In the copy, include every entry exactly but none of the images.

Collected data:
####################

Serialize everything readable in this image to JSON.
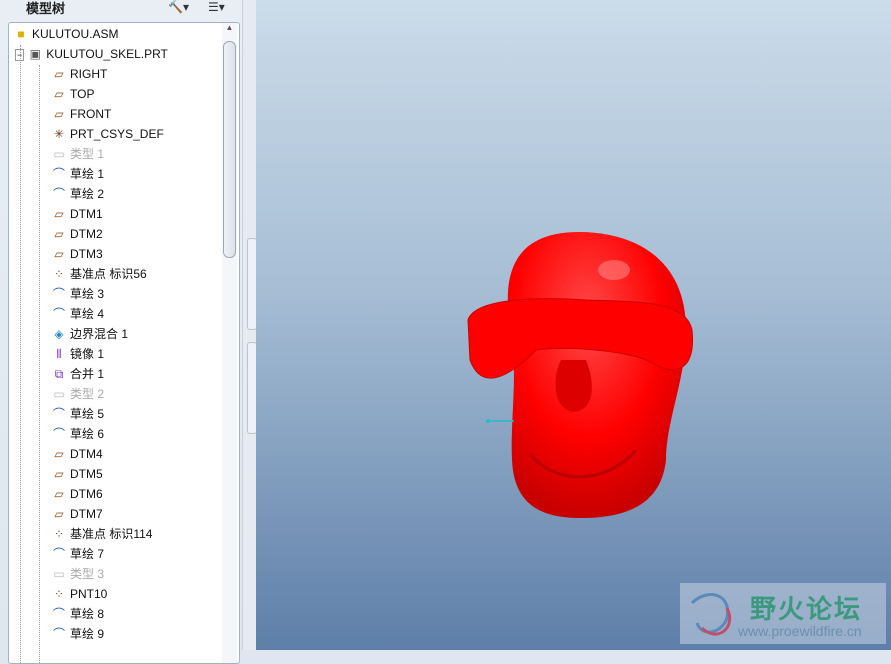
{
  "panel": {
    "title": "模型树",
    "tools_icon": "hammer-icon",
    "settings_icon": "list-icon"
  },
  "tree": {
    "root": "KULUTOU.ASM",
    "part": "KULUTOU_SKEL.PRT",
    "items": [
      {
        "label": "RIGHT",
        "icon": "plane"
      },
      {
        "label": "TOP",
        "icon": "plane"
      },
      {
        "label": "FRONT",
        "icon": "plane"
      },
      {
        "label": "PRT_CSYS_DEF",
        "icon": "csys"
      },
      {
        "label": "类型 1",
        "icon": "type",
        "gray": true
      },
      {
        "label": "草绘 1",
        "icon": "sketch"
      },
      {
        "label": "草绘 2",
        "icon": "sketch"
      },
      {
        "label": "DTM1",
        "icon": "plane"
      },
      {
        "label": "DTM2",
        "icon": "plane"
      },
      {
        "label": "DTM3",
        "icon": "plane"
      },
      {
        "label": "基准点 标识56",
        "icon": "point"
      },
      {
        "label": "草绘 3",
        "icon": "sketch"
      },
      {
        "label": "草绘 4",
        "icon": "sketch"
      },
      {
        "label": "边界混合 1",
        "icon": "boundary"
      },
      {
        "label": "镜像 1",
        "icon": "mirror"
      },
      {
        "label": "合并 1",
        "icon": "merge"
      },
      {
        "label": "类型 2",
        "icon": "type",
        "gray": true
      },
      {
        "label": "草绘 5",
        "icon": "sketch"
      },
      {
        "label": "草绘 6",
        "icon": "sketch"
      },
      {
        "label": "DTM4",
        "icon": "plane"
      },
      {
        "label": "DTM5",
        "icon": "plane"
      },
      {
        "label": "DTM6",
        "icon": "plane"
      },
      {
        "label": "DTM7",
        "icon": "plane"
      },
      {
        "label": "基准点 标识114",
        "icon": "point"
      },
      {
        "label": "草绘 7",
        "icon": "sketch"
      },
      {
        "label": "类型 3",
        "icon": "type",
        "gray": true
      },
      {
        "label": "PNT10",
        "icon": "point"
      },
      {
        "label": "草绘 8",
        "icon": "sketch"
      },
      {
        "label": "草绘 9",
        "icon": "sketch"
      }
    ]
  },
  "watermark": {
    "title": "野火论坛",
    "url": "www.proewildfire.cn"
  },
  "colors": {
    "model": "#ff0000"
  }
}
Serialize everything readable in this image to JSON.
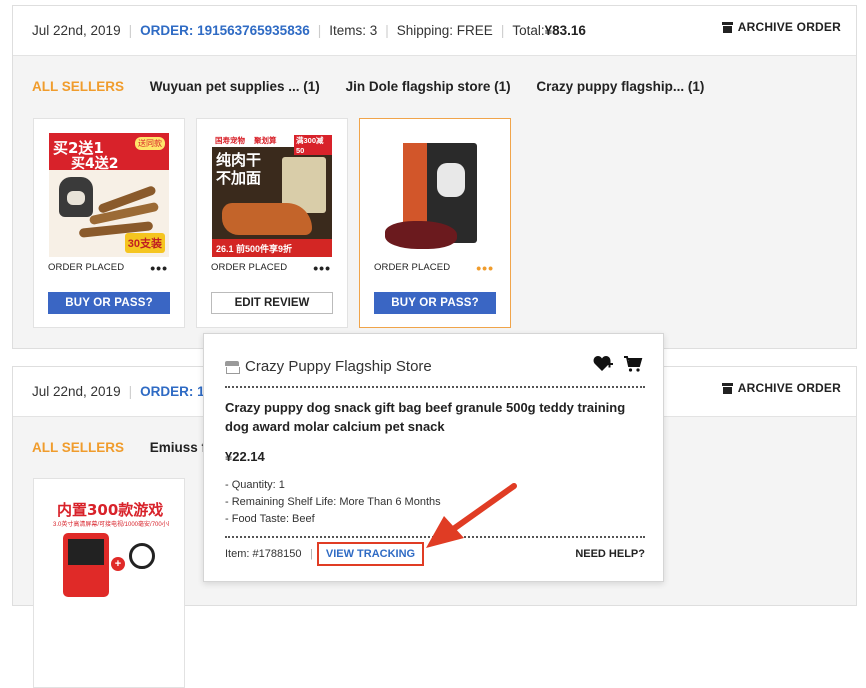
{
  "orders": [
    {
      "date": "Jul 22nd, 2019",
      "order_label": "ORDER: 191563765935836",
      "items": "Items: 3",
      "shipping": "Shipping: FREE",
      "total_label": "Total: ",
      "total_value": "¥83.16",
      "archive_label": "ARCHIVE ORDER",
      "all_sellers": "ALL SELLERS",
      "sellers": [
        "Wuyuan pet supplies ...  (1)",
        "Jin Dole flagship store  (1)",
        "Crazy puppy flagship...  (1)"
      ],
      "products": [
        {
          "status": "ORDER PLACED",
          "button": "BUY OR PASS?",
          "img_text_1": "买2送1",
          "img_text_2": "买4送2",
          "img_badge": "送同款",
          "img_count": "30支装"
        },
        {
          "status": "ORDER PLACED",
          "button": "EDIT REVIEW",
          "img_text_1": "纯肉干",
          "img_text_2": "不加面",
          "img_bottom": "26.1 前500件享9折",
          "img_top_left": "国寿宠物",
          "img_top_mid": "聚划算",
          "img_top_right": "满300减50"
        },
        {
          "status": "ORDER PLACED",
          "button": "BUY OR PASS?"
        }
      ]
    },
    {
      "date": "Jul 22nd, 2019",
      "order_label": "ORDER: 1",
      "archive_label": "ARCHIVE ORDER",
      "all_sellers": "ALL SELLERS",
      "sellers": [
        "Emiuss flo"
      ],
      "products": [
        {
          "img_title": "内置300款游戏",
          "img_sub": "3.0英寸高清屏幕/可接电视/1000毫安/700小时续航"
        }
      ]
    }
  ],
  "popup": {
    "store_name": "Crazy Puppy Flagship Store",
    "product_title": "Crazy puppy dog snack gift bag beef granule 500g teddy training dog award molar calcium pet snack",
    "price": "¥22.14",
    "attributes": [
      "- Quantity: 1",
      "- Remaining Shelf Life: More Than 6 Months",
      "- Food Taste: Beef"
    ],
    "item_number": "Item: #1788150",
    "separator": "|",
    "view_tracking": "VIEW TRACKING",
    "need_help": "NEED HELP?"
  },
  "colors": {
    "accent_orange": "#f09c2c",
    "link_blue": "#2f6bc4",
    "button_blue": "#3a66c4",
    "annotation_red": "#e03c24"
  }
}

####################

Correct result:
Serialize everything readable in this image to JSON.
{
  "panel": {
    "title": "模型树",
    "tools_icon": "hammer-icon",
    "settings_icon": "list-icon"
  },
  "tree": {
    "root": "KULUTOU.ASM",
    "part": "KULUTOU_SKEL.PRT",
    "items": [
      {
        "label": "RIGHT",
        "icon": "plane"
      },
      {
        "label": "TOP",
        "icon": "plane"
      },
      {
        "label": "FRONT",
        "icon": "plane"
      },
      {
        "label": "PRT_CSYS_DEF",
        "icon": "csys"
      },
      {
        "label": "类型 1",
        "icon": "type",
        "gray": true
      },
      {
        "label": "草绘 1",
        "icon": "sketch"
      },
      {
        "label": "草绘 2",
        "icon": "sketch"
      },
      {
        "label": "DTM1",
        "icon": "plane"
      },
      {
        "label": "DTM2",
        "icon": "plane"
      },
      {
        "label": "DTM3",
        "icon": "plane"
      },
      {
        "label": "基准点 标识56",
        "icon": "point"
      },
      {
        "label": "草绘 3",
        "icon": "sketch"
      },
      {
        "label": "草绘 4",
        "icon": "sketch"
      },
      {
        "label": "边界混合 1",
        "icon": "boundary"
      },
      {
        "label": "镜像 1",
        "icon": "mirror"
      },
      {
        "label": "合并 1",
        "icon": "merge"
      },
      {
        "label": "类型 2",
        "icon": "type",
        "gray": true
      },
      {
        "label": "草绘 5",
        "icon": "sketch"
      },
      {
        "label": "草绘 6",
        "icon": "sketch"
      },
      {
        "label": "DTM4",
        "icon": "plane"
      },
      {
        "label": "DTM5",
        "icon": "plane"
      },
      {
        "label": "DTM6",
        "icon": "plane"
      },
      {
        "label": "DTM7",
        "icon": "plane"
      },
      {
        "label": "基准点 标识114",
        "icon": "point"
      },
      {
        "label": "草绘 7",
        "icon": "sketch"
      },
      {
        "label": "类型 3",
        "icon": "type",
        "gray": true
      },
      {
        "label": "PNT10",
        "icon": "point"
      },
      {
        "label": "草绘 8",
        "icon": "sketch"
      },
      {
        "label": "草绘 9",
        "icon": "sketch"
      }
    ]
  },
  "watermark": {
    "title": "野火论坛",
    "url": "www.proewildfire.cn"
  },
  "colors": {
    "model": "#ff0000"
  }
}
Serialize everything readable in this image to JSON.
{
  "orders": [
    {
      "date": "Jul 22nd, 2019",
      "order_label": "ORDER: 191563765935836",
      "items": "Items: 3",
      "shipping": "Shipping: FREE",
      "total_label": "Total: ",
      "total_value": "¥83.16",
      "archive_label": "ARCHIVE ORDER",
      "all_sellers": "ALL SELLERS",
      "sellers": [
        "Wuyuan pet supplies ...  (1)",
        "Jin Dole flagship store  (1)",
        "Crazy puppy flagship...  (1)"
      ],
      "products": [
        {
          "status": "ORDER PLACED",
          "button": "BUY OR PASS?",
          "img_text_1": "买2送1",
          "img_text_2": "买4送2",
          "img_badge": "送同款",
          "img_count": "30支装"
        },
        {
          "status": "ORDER PLACED",
          "button": "EDIT REVIEW",
          "img_text_1": "纯肉干",
          "img_text_2": "不加面",
          "img_bottom": "26.1 前500件享9折",
          "img_top_left": "国寿宠物",
          "img_top_mid": "聚划算",
          "img_top_right": "满300减50"
        },
        {
          "status": "ORDER PLACED",
          "button": "BUY OR PASS?"
        }
      ]
    },
    {
      "date": "Jul 22nd, 2019",
      "order_label": "ORDER: 1",
      "archive_label": "ARCHIVE ORDER",
      "all_sellers": "ALL SELLERS",
      "sellers": [
        "Emiuss flo"
      ],
      "products": [
        {
          "img_title": "内置300款游戏",
          "img_sub": "3.0英寸高清屏幕/可接电视/1000毫安/700小时续航"
        }
      ]
    }
  ],
  "popup": {
    "store_name": "Crazy Puppy Flagship Store",
    "product_title": "Crazy puppy dog snack gift bag beef granule 500g teddy training dog award molar calcium pet snack",
    "price": "¥22.14",
    "attributes": [
      "- Quantity: 1",
      "- Remaining Shelf Life: More Than 6 Months",
      "- Food Taste: Beef"
    ],
    "item_number": "Item: #1788150",
    "separator": "|",
    "view_tracking": "VIEW TRACKING",
    "need_help": "NEED HELP?"
  },
  "colors": {
    "accent_orange": "#f09c2c",
    "link_blue": "#2f6bc4",
    "button_blue": "#3a66c4",
    "annotation_red": "#e03c24"
  }
}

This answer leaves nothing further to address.